• TO BE DONE:
Copy every entry precisely.

(A run of records)
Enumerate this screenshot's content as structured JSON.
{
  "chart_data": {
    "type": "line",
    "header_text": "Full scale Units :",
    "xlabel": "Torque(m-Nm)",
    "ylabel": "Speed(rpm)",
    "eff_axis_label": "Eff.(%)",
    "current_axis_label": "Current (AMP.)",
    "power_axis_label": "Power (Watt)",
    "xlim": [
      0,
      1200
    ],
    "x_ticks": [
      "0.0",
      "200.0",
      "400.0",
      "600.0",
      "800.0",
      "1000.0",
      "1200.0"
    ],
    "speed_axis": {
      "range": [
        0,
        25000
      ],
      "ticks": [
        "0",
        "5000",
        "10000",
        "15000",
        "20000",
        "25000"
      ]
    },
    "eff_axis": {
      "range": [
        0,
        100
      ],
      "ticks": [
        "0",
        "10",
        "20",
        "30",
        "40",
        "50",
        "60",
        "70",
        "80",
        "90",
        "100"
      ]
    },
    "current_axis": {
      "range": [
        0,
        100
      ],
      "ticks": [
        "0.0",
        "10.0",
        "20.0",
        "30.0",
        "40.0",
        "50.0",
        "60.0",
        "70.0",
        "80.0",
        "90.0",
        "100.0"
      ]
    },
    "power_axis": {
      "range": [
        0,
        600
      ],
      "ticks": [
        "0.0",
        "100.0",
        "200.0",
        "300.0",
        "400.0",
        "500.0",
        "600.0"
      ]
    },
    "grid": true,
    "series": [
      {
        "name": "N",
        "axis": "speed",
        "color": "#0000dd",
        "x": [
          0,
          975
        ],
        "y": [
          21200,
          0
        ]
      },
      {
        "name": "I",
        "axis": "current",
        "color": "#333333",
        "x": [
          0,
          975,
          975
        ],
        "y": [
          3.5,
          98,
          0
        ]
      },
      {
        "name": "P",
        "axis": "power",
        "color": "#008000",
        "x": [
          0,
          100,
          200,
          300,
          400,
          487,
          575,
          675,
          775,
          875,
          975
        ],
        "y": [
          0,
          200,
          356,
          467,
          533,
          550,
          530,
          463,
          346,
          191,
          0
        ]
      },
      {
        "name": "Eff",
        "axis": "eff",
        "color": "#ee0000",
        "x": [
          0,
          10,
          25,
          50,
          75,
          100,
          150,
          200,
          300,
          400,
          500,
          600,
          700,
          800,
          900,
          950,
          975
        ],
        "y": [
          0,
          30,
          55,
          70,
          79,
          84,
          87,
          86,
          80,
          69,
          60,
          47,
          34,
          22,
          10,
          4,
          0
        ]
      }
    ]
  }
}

• SOLUTION:
Enumerate this screenshot's content as structured JSON.
{
  "chart_data": {
    "type": "line",
    "header_text": "Full scale Units :",
    "xlabel": "Torque(m-Nm)",
    "ylabel": "Speed(rpm)",
    "eff_axis_label": "Eff.(%)",
    "current_axis_label": "Current (AMP.)",
    "power_axis_label": "Power (Watt)",
    "xlim": [
      0,
      1200
    ],
    "x_ticks": [
      "0.0",
      "200.0",
      "400.0",
      "600.0",
      "800.0",
      "1000.0",
      "1200.0"
    ],
    "speed_axis": {
      "range": [
        0,
        25000
      ],
      "ticks": [
        "0",
        "5000",
        "10000",
        "15000",
        "20000",
        "25000"
      ]
    },
    "eff_axis": {
      "range": [
        0,
        100
      ],
      "ticks": [
        "0",
        "10",
        "20",
        "30",
        "40",
        "50",
        "60",
        "70",
        "80",
        "90",
        "100"
      ]
    },
    "current_axis": {
      "range": [
        0,
        100
      ],
      "ticks": [
        "0.0",
        "10.0",
        "20.0",
        "30.0",
        "40.0",
        "50.0",
        "60.0",
        "70.0",
        "80.0",
        "90.0",
        "100.0"
      ]
    },
    "power_axis": {
      "range": [
        0,
        600
      ],
      "ticks": [
        "0.0",
        "100.0",
        "200.0",
        "300.0",
        "400.0",
        "500.0",
        "600.0"
      ]
    },
    "grid": true,
    "series": [
      {
        "name": "N",
        "axis": "speed",
        "color": "#0000dd",
        "x": [
          0,
          975
        ],
        "y": [
          21200,
          0
        ]
      },
      {
        "name": "I",
        "axis": "current",
        "color": "#333333",
        "x": [
          0,
          975,
          975
        ],
        "y": [
          3.5,
          98,
          0
        ]
      },
      {
        "name": "P",
        "axis": "power",
        "color": "#008000",
        "x": [
          0,
          100,
          200,
          300,
          400,
          487,
          575,
          675,
          775,
          875,
          975
        ],
        "y": [
          0,
          200,
          356,
          467,
          533,
          550,
          530,
          463,
          346,
          191,
          0
        ]
      },
      {
        "name": "Eff",
        "axis": "eff",
        "color": "#ee0000",
        "x": [
          0,
          10,
          25,
          50,
          75,
          100,
          150,
          200,
          300,
          400,
          500,
          600,
          700,
          800,
          900,
          950,
          975
        ],
        "y": [
          0,
          30,
          55,
          70,
          79,
          84,
          87,
          86,
          80,
          69,
          60,
          47,
          34,
          22,
          10,
          4,
          0
        ]
      }
    ]
  }
}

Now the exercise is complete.